**Task to carry out**
Update the items below so that "candle-body" becomes "candlestick-body" everywhere it occurs, and reproduce every line with nothing else changed.

**Raw data**
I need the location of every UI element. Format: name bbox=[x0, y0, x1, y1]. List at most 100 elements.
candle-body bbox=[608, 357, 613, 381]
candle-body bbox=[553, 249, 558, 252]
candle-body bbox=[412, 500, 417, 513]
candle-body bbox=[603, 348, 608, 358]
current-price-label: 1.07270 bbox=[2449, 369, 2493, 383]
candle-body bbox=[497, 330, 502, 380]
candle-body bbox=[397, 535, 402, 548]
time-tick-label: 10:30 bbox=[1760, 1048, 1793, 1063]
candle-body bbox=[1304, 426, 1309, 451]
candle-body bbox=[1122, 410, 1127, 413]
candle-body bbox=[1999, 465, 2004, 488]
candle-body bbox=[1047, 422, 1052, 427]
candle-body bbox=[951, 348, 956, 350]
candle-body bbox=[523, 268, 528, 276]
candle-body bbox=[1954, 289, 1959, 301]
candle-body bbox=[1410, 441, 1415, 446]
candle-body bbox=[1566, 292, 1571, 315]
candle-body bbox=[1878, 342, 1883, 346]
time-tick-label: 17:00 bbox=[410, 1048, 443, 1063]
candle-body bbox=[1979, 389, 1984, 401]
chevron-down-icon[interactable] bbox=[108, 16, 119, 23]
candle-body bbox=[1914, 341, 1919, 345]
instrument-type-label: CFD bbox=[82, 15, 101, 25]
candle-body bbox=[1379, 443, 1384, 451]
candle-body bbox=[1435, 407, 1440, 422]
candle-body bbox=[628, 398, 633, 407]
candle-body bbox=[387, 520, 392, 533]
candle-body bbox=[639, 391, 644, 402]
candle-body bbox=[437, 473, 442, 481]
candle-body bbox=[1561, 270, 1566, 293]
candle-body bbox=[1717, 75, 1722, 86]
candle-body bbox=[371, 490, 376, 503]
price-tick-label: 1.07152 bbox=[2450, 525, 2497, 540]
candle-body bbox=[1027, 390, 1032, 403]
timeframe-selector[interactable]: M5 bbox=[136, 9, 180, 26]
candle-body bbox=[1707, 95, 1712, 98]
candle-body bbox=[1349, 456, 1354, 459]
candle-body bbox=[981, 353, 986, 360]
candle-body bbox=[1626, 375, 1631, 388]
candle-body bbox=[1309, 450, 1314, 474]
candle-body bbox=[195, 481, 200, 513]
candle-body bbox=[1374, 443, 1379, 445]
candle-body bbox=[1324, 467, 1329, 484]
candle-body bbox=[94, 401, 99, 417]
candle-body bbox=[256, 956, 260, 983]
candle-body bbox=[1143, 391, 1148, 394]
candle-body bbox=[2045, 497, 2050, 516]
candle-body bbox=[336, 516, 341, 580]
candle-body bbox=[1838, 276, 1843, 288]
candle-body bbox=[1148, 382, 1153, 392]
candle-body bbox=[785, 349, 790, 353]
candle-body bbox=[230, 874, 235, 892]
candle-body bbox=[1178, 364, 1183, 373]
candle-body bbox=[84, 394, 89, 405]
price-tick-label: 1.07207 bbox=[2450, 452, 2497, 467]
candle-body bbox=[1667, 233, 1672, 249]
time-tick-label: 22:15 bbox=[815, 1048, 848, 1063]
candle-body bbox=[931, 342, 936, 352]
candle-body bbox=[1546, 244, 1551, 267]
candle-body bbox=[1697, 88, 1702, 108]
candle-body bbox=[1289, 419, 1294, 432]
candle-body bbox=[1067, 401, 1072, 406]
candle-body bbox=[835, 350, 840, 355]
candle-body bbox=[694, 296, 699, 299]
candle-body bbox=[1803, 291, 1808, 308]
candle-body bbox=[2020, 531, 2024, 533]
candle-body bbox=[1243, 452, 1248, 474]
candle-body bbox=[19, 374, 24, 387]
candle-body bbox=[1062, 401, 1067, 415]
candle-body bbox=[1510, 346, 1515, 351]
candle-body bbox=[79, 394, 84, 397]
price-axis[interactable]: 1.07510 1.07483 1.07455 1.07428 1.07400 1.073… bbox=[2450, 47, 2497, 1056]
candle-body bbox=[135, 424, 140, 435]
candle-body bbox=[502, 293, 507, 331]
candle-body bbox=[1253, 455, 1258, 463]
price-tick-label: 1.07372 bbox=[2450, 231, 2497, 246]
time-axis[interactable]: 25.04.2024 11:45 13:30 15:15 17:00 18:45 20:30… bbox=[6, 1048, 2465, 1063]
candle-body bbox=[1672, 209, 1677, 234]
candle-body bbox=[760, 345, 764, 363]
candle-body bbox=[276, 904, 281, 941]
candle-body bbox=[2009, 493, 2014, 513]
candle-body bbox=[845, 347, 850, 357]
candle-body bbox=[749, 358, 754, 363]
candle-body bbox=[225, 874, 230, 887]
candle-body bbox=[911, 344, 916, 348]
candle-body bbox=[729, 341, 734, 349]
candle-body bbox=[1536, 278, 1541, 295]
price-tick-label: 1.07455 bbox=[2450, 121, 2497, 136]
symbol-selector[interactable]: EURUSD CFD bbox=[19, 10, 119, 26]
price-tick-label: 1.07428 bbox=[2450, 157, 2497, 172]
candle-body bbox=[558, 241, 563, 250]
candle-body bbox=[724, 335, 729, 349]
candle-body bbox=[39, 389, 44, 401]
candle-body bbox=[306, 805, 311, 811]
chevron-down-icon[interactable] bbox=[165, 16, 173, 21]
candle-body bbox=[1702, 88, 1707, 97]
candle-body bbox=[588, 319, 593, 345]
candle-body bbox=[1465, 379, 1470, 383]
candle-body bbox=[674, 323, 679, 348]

**Exercise result**
I need the location of every UI element. Format: name bbox=[x0, y0, x1, y1]. List at most 100 elements.
candlestick-body bbox=[608, 357, 613, 381]
candlestick-body bbox=[553, 249, 558, 252]
candlestick-body bbox=[412, 500, 417, 513]
candlestick-body bbox=[603, 348, 608, 358]
current-price-label: 1.07270 bbox=[2449, 369, 2493, 383]
candlestick-body bbox=[497, 330, 502, 380]
candlestick-body bbox=[397, 535, 402, 548]
time-tick-label: 10:30 bbox=[1760, 1048, 1793, 1063]
candlestick-body bbox=[1304, 426, 1309, 451]
candlestick-body bbox=[1122, 410, 1127, 413]
candlestick-body bbox=[1999, 465, 2004, 488]
candlestick-body bbox=[1047, 422, 1052, 427]
candlestick-body bbox=[951, 348, 956, 350]
candlestick-body bbox=[523, 268, 528, 276]
candlestick-body bbox=[1954, 289, 1959, 301]
candlestick-body bbox=[1410, 441, 1415, 446]
candlestick-body bbox=[1566, 292, 1571, 315]
candlestick-body bbox=[1878, 342, 1883, 346]
time-tick-label: 17:00 bbox=[410, 1048, 443, 1063]
candlestick-body bbox=[1979, 389, 1984, 401]
chevron-down-icon[interactable] bbox=[108, 16, 119, 23]
candlestick-body bbox=[1914, 341, 1919, 345]
instrument-type-label: CFD bbox=[82, 15, 101, 25]
candlestick-body bbox=[1379, 443, 1384, 451]
candlestick-body bbox=[1435, 407, 1440, 422]
candlestick-body bbox=[628, 398, 633, 407]
candlestick-body bbox=[387, 520, 392, 533]
candlestick-body bbox=[639, 391, 644, 402]
candlestick-body bbox=[437, 473, 442, 481]
candlestick-body bbox=[1561, 270, 1566, 293]
candlestick-body bbox=[1717, 75, 1722, 86]
candlestick-body bbox=[371, 490, 376, 503]
price-tick-label: 1.07152 bbox=[2450, 525, 2497, 540]
candlestick-body bbox=[1027, 390, 1032, 403]
timeframe-selector[interactable]: M5 bbox=[136, 9, 180, 26]
candlestick-body bbox=[1707, 95, 1712, 98]
candlestick-body bbox=[1349, 456, 1354, 459]
candlestick-body bbox=[981, 353, 986, 360]
candlestick-body bbox=[1626, 375, 1631, 388]
candlestick-body bbox=[1309, 450, 1314, 474]
candlestick-body bbox=[195, 481, 200, 513]
candlestick-body bbox=[1374, 443, 1379, 445]
candlestick-body bbox=[1324, 467, 1329, 484]
candlestick-body bbox=[94, 401, 99, 417]
candlestick-body bbox=[256, 956, 260, 983]
candlestick-body bbox=[1143, 391, 1148, 394]
candlestick-body bbox=[2045, 497, 2050, 516]
candlestick-body bbox=[336, 516, 341, 580]
candlestick-body bbox=[1838, 276, 1843, 288]
candlestick-body bbox=[1148, 382, 1153, 392]
candlestick-body bbox=[785, 349, 790, 353]
candlestick-body bbox=[230, 874, 235, 892]
candlestick-body bbox=[1178, 364, 1183, 373]
candlestick-body bbox=[84, 394, 89, 405]
price-tick-label: 1.07207 bbox=[2450, 452, 2497, 467]
candlestick-body bbox=[1667, 233, 1672, 249]
time-tick-label: 22:15 bbox=[815, 1048, 848, 1063]
candlestick-body bbox=[931, 342, 936, 352]
candlestick-body bbox=[1546, 244, 1551, 267]
candlestick-body bbox=[1697, 88, 1702, 108]
candlestick-body bbox=[1289, 419, 1294, 432]
candlestick-body bbox=[1067, 401, 1072, 406]
candlestick-body bbox=[835, 350, 840, 355]
candlestick-body bbox=[694, 296, 699, 299]
candlestick-body bbox=[1803, 291, 1808, 308]
candlestick-body bbox=[2020, 531, 2024, 533]
candlestick-body bbox=[1243, 452, 1248, 474]
candlestick-body bbox=[19, 374, 24, 387]
candlestick-body bbox=[1062, 401, 1067, 415]
candlestick-body bbox=[1510, 346, 1515, 351]
candlestick-body bbox=[79, 394, 84, 397]
price-axis[interactable]: 1.07510 1.07483 1.07455 1.07428 1.07400 1.073… bbox=[2450, 47, 2497, 1056]
candlestick-body bbox=[135, 424, 140, 435]
candlestick-body bbox=[502, 293, 507, 331]
candlestick-body bbox=[1253, 455, 1258, 463]
price-tick-label: 1.07372 bbox=[2450, 231, 2497, 246]
time-axis[interactable]: 25.04.2024 11:45 13:30 15:15 17:00 18:45 20:30… bbox=[6, 1048, 2465, 1063]
candlestick-body bbox=[1672, 209, 1677, 234]
candlestick-body bbox=[760, 345, 764, 363]
candlestick-body bbox=[276, 904, 281, 941]
candlestick-body bbox=[2009, 493, 2014, 513]
candlestick-body bbox=[845, 347, 850, 357]
candlestick-body bbox=[749, 358, 754, 363]
candlestick-body bbox=[225, 874, 230, 887]
candlestick-body bbox=[911, 344, 916, 348]
candlestick-body bbox=[729, 341, 734, 349]
candlestick-body bbox=[1536, 278, 1541, 295]
price-tick-label: 1.07455 bbox=[2450, 121, 2497, 136]
symbol-selector[interactable]: EURUSD CFD bbox=[19, 10, 119, 26]
price-tick-label: 1.07428 bbox=[2450, 157, 2497, 172]
candlestick-body bbox=[558, 241, 563, 250]
candlestick-body bbox=[724, 335, 729, 349]
candlestick-body bbox=[39, 389, 44, 401]
candlestick-body bbox=[306, 805, 311, 811]
chevron-down-icon[interactable] bbox=[165, 16, 173, 21]
candlestick-body bbox=[1702, 88, 1707, 97]
candlestick-body bbox=[588, 319, 593, 345]
candlestick-body bbox=[1465, 379, 1470, 383]
candlestick-body bbox=[674, 323, 679, 348]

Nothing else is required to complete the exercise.